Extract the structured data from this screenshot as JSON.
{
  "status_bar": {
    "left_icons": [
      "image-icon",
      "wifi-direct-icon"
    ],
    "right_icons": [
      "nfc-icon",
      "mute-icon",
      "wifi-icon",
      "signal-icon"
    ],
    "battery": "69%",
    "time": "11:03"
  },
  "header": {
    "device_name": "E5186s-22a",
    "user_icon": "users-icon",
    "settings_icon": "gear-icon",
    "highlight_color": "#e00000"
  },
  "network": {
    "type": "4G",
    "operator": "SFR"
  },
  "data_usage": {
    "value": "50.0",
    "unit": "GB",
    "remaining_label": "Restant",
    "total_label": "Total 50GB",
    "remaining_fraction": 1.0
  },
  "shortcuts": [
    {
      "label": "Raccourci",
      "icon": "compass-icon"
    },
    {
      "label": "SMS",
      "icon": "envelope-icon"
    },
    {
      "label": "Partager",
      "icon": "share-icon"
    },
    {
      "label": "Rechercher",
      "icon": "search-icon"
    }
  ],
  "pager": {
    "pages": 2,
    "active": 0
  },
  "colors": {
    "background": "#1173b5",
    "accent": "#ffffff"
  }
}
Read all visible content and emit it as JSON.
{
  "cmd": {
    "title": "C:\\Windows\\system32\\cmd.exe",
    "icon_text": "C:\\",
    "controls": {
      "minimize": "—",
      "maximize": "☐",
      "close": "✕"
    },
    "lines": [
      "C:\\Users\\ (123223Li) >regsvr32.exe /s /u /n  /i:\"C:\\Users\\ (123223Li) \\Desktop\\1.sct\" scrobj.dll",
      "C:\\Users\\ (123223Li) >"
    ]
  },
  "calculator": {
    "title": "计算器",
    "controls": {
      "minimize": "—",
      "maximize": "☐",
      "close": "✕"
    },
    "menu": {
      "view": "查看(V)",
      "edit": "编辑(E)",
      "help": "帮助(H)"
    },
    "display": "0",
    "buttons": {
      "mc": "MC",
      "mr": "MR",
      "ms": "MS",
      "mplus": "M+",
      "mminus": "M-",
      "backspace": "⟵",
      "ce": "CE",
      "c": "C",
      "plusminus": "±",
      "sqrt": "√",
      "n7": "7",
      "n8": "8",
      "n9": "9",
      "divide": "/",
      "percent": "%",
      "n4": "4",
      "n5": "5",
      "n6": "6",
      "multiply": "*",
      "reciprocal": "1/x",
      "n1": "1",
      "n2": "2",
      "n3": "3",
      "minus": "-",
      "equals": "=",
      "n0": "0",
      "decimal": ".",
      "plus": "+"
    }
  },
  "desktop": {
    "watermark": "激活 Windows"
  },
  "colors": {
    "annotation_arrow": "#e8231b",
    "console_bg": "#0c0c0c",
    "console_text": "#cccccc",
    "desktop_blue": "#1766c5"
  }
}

------

-- Exercise aim --
Take the listing above and write it out again exactly.

-- Result --
Extract the structured data from this screenshot as JSON.
{
  "status_bar": {
    "left_icons": [
      "image-icon",
      "wifi-direct-icon"
    ],
    "right_icons": [
      "nfc-icon",
      "mute-icon",
      "wifi-icon",
      "signal-icon"
    ],
    "battery": "69%",
    "time": "11:03"
  },
  "header": {
    "device_name": "E5186s-22a",
    "user_icon": "users-icon",
    "settings_icon": "gear-icon",
    "highlight_color": "#e00000"
  },
  "network": {
    "type": "4G",
    "operator": "SFR"
  },
  "data_usage": {
    "value": "50.0",
    "unit": "GB",
    "remaining_label": "Restant",
    "total_label": "Total 50GB",
    "remaining_fraction": 1.0
  },
  "shortcuts": [
    {
      "label": "Raccourci",
      "icon": "compass-icon"
    },
    {
      "label": "SMS",
      "icon": "envelope-icon"
    },
    {
      "label": "Partager",
      "icon": "share-icon"
    },
    {
      "label": "Rechercher",
      "icon": "search-icon"
    }
  ],
  "pager": {
    "pages": 2,
    "active": 0
  },
  "colors": {
    "background": "#1173b5",
    "accent": "#ffffff"
  }
}
Read all visible content and emit it as JSON.
{
  "cmd": {
    "title": "C:\\Windows\\system32\\cmd.exe",
    "icon_text": "C:\\",
    "controls": {
      "minimize": "—",
      "maximize": "☐",
      "close": "✕"
    },
    "lines": [
      "C:\\Users\\ (123223Li) >regsvr32.exe /s /u /n  /i:\"C:\\Users\\ (123223Li) \\Desktop\\1.sct\" scrobj.dll",
      "C:\\Users\\ (123223Li) >"
    ]
  },
  "calculator": {
    "title": "计算器",
    "controls": {
      "minimize": "—",
      "maximize": "☐",
      "close": "✕"
    },
    "menu": {
      "view": "查看(V)",
      "edit": "编辑(E)",
      "help": "帮助(H)"
    },
    "display": "0",
    "buttons": {
      "mc": "MC",
      "mr": "MR",
      "ms": "MS",
      "mplus": "M+",
      "mminus": "M-",
      "backspace": "⟵",
      "ce": "CE",
      "c": "C",
      "plusminus": "±",
      "sqrt": "√",
      "n7": "7",
      "n8": "8",
      "n9": "9",
      "divide": "/",
      "percent": "%",
      "n4": "4",
      "n5": "5",
      "n6": "6",
      "multiply": "*",
      "reciprocal": "1/x",
      "n1": "1",
      "n2": "2",
      "n3": "3",
      "minus": "-",
      "equals": "=",
      "n0": "0",
      "decimal": ".",
      "plus": "+"
    }
  },
  "desktop": {
    "watermark": "激活 Windows"
  },
  "colors": {
    "annotation_arrow": "#e8231b",
    "console_bg": "#0c0c0c",
    "console_text": "#cccccc",
    "desktop_blue": "#1766c5"
  }
}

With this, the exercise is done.